## begin EXTRACTED RECORDS

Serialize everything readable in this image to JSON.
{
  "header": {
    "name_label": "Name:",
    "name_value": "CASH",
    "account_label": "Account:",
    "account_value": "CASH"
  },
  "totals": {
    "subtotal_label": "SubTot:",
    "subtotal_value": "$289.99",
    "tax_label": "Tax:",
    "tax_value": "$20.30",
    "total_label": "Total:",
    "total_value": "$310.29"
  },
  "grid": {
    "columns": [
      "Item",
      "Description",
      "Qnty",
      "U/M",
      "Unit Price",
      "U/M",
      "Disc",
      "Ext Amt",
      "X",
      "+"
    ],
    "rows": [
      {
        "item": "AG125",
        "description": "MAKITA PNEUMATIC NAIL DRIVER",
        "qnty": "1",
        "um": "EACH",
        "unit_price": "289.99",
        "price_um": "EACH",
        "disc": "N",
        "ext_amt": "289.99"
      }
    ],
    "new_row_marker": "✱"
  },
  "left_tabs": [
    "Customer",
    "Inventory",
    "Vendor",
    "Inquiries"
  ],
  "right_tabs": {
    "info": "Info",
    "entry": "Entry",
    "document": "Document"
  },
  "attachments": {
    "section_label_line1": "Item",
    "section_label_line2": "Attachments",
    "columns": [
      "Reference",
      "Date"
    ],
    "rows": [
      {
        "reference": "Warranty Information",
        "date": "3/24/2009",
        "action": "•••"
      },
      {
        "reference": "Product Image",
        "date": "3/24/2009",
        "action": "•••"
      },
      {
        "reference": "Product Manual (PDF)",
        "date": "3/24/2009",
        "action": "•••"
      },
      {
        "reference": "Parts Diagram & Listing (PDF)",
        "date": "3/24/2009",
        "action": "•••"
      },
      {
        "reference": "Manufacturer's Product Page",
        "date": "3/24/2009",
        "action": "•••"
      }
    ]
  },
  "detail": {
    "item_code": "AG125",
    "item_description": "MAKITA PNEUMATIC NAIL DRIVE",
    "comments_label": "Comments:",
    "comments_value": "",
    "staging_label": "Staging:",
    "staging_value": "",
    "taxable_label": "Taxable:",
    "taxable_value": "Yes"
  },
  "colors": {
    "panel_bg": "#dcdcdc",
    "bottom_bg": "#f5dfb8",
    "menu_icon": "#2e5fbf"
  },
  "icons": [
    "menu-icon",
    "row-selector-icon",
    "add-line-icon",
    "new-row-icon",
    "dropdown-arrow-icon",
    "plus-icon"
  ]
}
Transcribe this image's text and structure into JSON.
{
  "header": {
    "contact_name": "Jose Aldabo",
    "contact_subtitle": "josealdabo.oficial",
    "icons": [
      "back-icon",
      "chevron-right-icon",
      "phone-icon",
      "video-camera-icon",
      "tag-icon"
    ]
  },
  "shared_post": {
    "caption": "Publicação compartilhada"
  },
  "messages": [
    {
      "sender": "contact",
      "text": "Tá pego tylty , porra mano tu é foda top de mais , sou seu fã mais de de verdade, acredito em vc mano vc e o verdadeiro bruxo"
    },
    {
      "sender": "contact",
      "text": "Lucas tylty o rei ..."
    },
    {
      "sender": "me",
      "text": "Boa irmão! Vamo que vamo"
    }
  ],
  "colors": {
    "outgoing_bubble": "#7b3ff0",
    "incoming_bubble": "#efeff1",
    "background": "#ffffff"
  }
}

## end EXTRACTED RECORDS

▶ [EXERCISE DESCRIPTION]: Return the entries in full, keeping every line exactly as it is.

▶ [CORRECT RESPONSE]:
Serialize everything readable in this image to JSON.
{
  "header": {
    "name_label": "Name:",
    "name_value": "CASH",
    "account_label": "Account:",
    "account_value": "CASH"
  },
  "totals": {
    "subtotal_label": "SubTot:",
    "subtotal_value": "$289.99",
    "tax_label": "Tax:",
    "tax_value": "$20.30",
    "total_label": "Total:",
    "total_value": "$310.29"
  },
  "grid": {
    "columns": [
      "Item",
      "Description",
      "Qnty",
      "U/M",
      "Unit Price",
      "U/M",
      "Disc",
      "Ext Amt",
      "X",
      "+"
    ],
    "rows": [
      {
        "item": "AG125",
        "description": "MAKITA PNEUMATIC NAIL DRIVER",
        "qnty": "1",
        "um": "EACH",
        "unit_price": "289.99",
        "price_um": "EACH",
        "disc": "N",
        "ext_amt": "289.99"
      }
    ],
    "new_row_marker": "✱"
  },
  "left_tabs": [
    "Customer",
    "Inventory",
    "Vendor",
    "Inquiries"
  ],
  "right_tabs": {
    "info": "Info",
    "entry": "Entry",
    "document": "Document"
  },
  "attachments": {
    "section_label_line1": "Item",
    "section_label_line2": "Attachments",
    "columns": [
      "Reference",
      "Date"
    ],
    "rows": [
      {
        "reference": "Warranty Information",
        "date": "3/24/2009",
        "action": "•••"
      },
      {
        "reference": "Product Image",
        "date": "3/24/2009",
        "action": "•••"
      },
      {
        "reference": "Product Manual (PDF)",
        "date": "3/24/2009",
        "action": "•••"
      },
      {
        "reference": "Parts Diagram & Listing (PDF)",
        "date": "3/24/2009",
        "action": "•••"
      },
      {
        "reference": "Manufacturer's Product Page",
        "date": "3/24/2009",
        "action": "•••"
      }
    ]
  },
  "detail": {
    "item_code": "AG125",
    "item_description": "MAKITA PNEUMATIC NAIL DRIVE",
    "comments_label": "Comments:",
    "comments_value": "",
    "staging_label": "Staging:",
    "staging_value": "",
    "taxable_label": "Taxable:",
    "taxable_value": "Yes"
  },
  "colors": {
    "panel_bg": "#dcdcdc",
    "bottom_bg": "#f5dfb8",
    "menu_icon": "#2e5fbf"
  },
  "icons": [
    "menu-icon",
    "row-selector-icon",
    "add-line-icon",
    "new-row-icon",
    "dropdown-arrow-icon",
    "plus-icon"
  ]
}
Transcribe this image's text and structure into JSON.
{
  "header": {
    "contact_name": "Jose Aldabo",
    "contact_subtitle": "josealdabo.oficial",
    "icons": [
      "back-icon",
      "chevron-right-icon",
      "phone-icon",
      "video-camera-icon",
      "tag-icon"
    ]
  },
  "shared_post": {
    "caption": "Publicação compartilhada"
  },
  "messages": [
    {
      "sender": "contact",
      "text": "Tá pego tylty , porra mano tu é foda top de mais , sou seu fã mais de de verdade, acredito em vc mano vc e o verdadeiro bruxo"
    },
    {
      "sender": "contact",
      "text": "Lucas tylty o rei ..."
    },
    {
      "sender": "me",
      "text": "Boa irmão! Vamo que vamo"
    }
  ],
  "colors": {
    "outgoing_bubble": "#7b3ff0",
    "incoming_bubble": "#efeff1",
    "background": "#ffffff"
  }
}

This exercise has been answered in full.